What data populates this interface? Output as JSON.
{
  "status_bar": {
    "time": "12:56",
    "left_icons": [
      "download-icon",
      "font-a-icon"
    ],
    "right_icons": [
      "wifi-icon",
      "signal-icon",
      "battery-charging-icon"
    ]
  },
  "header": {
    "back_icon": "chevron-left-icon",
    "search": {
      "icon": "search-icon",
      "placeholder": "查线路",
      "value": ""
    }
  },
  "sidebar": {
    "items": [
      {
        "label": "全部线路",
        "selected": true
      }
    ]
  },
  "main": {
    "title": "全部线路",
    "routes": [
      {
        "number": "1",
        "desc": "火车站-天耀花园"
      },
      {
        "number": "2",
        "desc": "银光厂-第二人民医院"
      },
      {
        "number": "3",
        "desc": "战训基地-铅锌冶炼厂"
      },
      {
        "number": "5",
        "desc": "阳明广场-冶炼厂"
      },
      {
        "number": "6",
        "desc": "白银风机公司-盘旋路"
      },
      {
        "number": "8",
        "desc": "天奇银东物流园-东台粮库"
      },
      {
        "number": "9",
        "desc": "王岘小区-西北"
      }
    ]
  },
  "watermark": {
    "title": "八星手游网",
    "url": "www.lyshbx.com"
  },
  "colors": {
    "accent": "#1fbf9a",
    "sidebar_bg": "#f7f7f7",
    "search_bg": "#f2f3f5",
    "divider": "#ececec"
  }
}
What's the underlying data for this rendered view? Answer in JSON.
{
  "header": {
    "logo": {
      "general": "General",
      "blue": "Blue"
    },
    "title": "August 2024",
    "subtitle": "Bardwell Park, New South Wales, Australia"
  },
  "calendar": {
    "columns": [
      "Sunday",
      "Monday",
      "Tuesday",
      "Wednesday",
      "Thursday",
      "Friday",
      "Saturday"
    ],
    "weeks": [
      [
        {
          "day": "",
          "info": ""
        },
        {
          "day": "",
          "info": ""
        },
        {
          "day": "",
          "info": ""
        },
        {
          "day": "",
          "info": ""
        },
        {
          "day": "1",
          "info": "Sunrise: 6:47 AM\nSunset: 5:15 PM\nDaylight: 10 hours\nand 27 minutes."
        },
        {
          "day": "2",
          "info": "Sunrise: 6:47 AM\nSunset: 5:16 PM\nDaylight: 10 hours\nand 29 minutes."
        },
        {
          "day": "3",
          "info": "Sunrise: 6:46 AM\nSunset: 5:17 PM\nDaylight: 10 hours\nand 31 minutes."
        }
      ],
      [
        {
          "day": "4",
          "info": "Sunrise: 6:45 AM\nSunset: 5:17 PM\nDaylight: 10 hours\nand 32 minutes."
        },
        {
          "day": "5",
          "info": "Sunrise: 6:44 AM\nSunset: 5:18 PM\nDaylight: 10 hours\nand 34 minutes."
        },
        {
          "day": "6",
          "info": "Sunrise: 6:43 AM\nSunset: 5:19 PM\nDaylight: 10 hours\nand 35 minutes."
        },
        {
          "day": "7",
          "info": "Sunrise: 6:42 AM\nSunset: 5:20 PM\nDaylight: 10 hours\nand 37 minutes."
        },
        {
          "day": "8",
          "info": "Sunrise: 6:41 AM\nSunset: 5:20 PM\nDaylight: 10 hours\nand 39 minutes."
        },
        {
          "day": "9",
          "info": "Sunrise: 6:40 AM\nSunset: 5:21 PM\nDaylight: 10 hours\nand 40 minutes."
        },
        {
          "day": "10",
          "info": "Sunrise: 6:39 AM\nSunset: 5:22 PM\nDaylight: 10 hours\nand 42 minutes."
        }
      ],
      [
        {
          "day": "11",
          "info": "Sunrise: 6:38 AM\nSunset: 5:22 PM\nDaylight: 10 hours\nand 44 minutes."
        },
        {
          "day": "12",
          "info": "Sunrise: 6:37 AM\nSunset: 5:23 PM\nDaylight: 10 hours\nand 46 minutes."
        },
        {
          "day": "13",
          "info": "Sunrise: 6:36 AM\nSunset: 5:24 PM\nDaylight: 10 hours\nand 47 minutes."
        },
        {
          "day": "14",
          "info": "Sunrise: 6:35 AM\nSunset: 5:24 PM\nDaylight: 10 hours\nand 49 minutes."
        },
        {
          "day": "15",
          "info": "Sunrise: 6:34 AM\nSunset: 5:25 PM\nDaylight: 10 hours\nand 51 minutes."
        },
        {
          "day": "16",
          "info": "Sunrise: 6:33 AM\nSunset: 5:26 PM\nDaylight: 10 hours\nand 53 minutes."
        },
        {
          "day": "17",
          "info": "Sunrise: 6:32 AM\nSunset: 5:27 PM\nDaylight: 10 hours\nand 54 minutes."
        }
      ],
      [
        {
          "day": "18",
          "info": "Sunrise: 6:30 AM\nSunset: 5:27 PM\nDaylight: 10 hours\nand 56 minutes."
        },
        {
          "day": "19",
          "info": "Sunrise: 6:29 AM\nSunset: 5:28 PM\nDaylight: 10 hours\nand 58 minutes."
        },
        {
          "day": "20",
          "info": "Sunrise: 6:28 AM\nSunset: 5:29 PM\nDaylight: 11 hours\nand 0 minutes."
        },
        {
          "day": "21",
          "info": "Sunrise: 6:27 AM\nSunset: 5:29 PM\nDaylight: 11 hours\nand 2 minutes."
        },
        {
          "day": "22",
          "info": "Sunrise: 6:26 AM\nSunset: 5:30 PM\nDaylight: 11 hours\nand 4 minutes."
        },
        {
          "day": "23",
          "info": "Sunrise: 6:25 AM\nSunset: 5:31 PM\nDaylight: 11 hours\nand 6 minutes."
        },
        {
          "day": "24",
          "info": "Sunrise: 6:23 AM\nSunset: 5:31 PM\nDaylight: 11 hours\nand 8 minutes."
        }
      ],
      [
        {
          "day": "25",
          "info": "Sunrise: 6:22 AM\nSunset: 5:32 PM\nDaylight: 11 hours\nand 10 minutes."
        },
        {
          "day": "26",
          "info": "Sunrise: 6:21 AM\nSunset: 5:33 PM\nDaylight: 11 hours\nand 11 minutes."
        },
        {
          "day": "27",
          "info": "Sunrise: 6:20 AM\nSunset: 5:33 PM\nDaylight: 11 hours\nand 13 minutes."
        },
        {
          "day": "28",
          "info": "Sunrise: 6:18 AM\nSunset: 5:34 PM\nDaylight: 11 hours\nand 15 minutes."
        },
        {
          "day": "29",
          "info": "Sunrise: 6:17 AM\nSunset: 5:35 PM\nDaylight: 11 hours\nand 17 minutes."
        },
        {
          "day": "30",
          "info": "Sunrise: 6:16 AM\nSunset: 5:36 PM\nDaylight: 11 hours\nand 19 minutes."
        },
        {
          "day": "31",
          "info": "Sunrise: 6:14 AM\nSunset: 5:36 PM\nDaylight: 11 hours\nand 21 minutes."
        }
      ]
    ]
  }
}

▶ What is needed: Which lines hold the string "number"? List them all.

▶ Problem solution:
        "number": "1",
        "number": "2",
        "number": "3",
        "number": "5",
        "number": "6",
        "number": "8",
        "number": "9",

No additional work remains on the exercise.